• [STATED EXERCISE]: Records follow. Pull out every line that contains "name".

• [DATA PROVIDED]:
━━━━━━━━━━━━━━━━━━━━

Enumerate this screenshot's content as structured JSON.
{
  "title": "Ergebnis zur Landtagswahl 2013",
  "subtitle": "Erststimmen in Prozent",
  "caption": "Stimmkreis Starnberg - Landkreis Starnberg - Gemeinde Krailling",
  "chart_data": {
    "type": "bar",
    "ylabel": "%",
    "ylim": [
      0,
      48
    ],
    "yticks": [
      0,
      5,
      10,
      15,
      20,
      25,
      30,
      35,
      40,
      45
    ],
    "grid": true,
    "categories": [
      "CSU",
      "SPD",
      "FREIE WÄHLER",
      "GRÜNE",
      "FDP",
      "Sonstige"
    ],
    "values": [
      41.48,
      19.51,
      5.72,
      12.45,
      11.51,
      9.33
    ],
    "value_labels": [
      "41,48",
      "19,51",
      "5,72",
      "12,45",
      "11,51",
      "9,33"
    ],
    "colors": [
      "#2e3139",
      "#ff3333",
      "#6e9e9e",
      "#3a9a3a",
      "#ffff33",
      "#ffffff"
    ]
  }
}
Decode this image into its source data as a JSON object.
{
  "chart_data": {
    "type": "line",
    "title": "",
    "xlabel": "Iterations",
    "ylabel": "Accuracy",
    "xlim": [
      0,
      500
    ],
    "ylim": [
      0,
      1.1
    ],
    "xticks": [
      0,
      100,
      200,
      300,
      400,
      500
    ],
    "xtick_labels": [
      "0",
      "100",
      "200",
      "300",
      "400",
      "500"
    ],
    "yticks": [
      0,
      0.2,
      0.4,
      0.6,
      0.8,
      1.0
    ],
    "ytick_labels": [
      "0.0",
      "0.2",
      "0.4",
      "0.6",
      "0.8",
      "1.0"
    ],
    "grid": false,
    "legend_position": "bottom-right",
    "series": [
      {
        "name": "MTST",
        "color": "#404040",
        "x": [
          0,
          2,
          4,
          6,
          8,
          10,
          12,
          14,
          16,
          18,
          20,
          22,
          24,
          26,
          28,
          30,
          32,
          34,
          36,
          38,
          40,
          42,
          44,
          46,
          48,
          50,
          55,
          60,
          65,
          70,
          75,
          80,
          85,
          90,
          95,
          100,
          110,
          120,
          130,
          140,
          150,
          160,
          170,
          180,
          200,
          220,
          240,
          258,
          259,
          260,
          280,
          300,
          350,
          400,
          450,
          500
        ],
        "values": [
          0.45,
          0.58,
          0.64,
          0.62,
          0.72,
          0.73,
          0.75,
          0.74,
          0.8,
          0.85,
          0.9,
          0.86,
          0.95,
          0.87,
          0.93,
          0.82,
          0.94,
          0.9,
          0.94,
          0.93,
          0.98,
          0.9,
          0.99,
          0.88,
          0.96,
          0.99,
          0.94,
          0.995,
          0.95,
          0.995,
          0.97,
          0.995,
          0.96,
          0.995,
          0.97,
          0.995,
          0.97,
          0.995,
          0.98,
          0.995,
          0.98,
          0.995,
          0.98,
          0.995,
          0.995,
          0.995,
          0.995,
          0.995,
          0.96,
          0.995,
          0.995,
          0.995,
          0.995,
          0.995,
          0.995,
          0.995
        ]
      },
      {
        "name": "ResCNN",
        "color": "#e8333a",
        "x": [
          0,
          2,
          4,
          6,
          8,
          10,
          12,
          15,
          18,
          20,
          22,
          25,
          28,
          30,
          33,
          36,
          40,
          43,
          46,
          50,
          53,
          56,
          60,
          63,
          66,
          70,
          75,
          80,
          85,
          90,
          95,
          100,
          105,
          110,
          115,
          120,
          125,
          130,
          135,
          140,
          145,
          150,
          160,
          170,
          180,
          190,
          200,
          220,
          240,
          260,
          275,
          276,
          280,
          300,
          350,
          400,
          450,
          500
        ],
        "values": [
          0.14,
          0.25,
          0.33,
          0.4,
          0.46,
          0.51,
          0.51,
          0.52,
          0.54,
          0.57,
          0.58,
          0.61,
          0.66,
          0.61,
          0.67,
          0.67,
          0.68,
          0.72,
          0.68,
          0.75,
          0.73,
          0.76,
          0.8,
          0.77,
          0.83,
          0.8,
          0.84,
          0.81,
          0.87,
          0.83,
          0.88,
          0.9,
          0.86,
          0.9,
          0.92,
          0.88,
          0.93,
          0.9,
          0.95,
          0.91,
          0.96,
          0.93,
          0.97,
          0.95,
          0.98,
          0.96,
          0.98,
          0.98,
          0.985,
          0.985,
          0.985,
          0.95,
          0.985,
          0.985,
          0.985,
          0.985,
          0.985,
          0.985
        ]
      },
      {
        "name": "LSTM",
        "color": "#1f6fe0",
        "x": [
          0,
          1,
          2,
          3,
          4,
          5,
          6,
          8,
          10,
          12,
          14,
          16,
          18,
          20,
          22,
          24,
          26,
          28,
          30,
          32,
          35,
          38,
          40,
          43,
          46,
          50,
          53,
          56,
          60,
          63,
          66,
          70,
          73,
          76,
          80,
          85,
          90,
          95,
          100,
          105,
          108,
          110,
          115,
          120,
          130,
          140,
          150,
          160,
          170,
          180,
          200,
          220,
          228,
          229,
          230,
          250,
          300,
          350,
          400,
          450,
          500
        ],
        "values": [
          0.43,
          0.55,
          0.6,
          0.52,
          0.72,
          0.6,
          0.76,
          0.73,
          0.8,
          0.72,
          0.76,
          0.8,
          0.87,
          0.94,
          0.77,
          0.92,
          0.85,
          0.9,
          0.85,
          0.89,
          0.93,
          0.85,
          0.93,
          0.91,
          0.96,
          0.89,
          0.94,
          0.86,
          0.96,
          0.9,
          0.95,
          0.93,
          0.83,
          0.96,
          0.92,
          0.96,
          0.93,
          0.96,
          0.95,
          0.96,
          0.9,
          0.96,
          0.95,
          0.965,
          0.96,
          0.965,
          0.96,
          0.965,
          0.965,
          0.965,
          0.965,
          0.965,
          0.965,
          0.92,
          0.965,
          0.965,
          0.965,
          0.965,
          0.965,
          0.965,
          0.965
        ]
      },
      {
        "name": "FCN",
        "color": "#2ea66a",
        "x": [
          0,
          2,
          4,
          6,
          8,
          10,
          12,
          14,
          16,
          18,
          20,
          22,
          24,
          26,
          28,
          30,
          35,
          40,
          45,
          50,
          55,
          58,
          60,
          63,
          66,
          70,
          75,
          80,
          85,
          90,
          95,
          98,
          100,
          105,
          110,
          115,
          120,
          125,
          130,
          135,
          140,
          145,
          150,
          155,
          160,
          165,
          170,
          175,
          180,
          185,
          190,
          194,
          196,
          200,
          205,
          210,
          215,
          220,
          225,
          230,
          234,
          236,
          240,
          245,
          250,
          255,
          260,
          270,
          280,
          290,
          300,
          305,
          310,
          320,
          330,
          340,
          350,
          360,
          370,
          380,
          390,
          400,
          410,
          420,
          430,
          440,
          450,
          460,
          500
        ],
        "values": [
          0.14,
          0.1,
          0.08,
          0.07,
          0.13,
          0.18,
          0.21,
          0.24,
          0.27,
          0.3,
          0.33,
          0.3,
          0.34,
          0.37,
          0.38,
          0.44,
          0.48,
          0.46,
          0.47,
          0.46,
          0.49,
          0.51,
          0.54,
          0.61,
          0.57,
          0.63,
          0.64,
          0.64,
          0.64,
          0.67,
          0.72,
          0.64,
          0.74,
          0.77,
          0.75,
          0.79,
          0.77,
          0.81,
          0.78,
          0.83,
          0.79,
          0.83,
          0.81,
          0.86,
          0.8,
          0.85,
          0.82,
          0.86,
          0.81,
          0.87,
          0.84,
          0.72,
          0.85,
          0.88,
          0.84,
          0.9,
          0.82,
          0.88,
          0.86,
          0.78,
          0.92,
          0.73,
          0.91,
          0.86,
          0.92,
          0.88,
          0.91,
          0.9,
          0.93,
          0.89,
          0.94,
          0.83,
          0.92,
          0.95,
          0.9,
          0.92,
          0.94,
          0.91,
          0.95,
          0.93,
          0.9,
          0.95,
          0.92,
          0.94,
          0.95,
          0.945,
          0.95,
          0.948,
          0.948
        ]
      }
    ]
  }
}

━━━━━━━━━━━━━━━━━━━━

• [SOLUTION TO THE PROBLEM]:
        "name": "MTST",
        "name": "ResCNN",
        "name": "LSTM",
        "name": "FCN",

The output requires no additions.